Required task: Make an exact copy of the records, with the pictures left out.

[Extracted data entries]

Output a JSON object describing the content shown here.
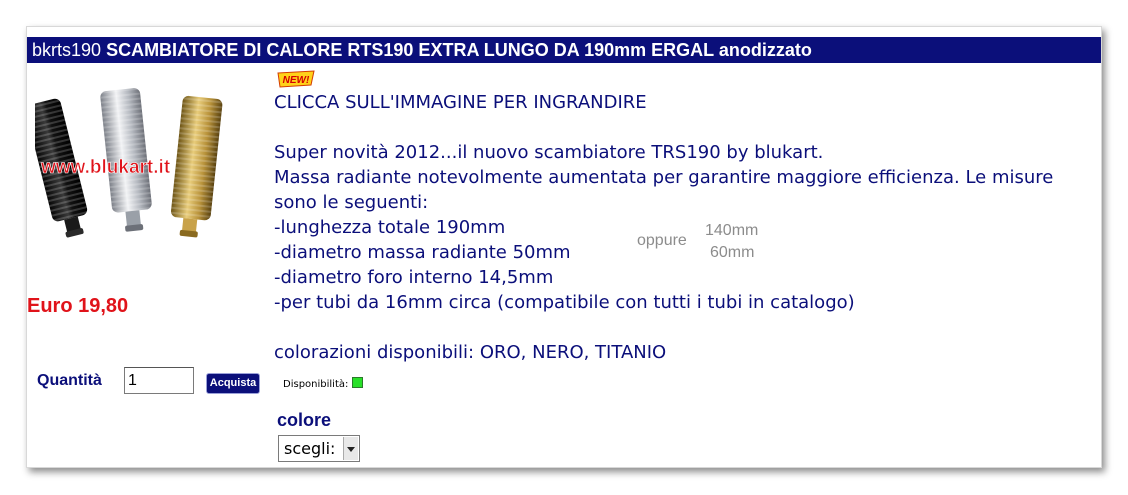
{
  "product": {
    "code": "bkrts190",
    "name": "SCAMBIATORE DI CALORE RTS190 EXTRA LUNGO DA 190mm ERGAL anodizzato",
    "image_watermark": "www.blukart.it",
    "price": "Euro 19,80",
    "badge": "NEW!"
  },
  "description": {
    "click_hint": "CLICCA SULL'IMMAGINE PER INGRANDIRE",
    "line1": "Super novità 2012...il nuovo scambiatore TRS190 by blukart.",
    "line2": "Massa radiante notevolmente aumentata per garantire maggiore efficienza. Le misure sono le seguenti:",
    "spec1": "-lunghezza totale 190mm",
    "spec2": "-diametro massa radiante 50mm",
    "spec3": "-diametro foro interno 14,5mm",
    "spec4": "-per tubi da 16mm circa (compatibile con tutti i tubi in catalogo)",
    "colors": "colorazioni disponibili: ORO, NERO, TITANIO",
    "alt_oppure": "oppure",
    "alt_length": "140mm",
    "alt_diameter": "60mm"
  },
  "purchase": {
    "quantity_label": "Quantità",
    "quantity_value": "1",
    "buy_label": "Acquista",
    "availability_label": "Disponibilità:",
    "availability_color": "#28e028"
  },
  "options": {
    "color_label": "colore",
    "color_selected": "scegli:"
  },
  "theme": {
    "primary": "#0b0f7a",
    "price_color": "#e0131a",
    "secondary_text": "#8c8c8c"
  }
}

Exercise answer:
Output a JSON object describing the content shown here.
{
  "product": {
    "code": "bkrts190",
    "name": "SCAMBIATORE DI CALORE RTS190 EXTRA LUNGO DA 190mm ERGAL anodizzato",
    "image_watermark": "www.blukart.it",
    "price": "Euro 19,80",
    "badge": "NEW!"
  },
  "description": {
    "click_hint": "CLICCA SULL'IMMAGINE PER INGRANDIRE",
    "line1": "Super novità 2012...il nuovo scambiatore TRS190 by blukart.",
    "line2": "Massa radiante notevolmente aumentata per garantire maggiore efficienza. Le misure sono le seguenti:",
    "spec1": "-lunghezza totale 190mm",
    "spec2": "-diametro massa radiante 50mm",
    "spec3": "-diametro foro interno 14,5mm",
    "spec4": "-per tubi da 16mm circa (compatibile con tutti i tubi in catalogo)",
    "colors": "colorazioni disponibili: ORO, NERO, TITANIO",
    "alt_oppure": "oppure",
    "alt_length": "140mm",
    "alt_diameter": "60mm"
  },
  "purchase": {
    "quantity_label": "Quantità",
    "quantity_value": "1",
    "buy_label": "Acquista",
    "availability_label": "Disponibilità:",
    "availability_color": "#28e028"
  },
  "options": {
    "color_label": "colore",
    "color_selected": "scegli:"
  },
  "theme": {
    "primary": "#0b0f7a",
    "price_color": "#e0131a",
    "secondary_text": "#8c8c8c"
  }
}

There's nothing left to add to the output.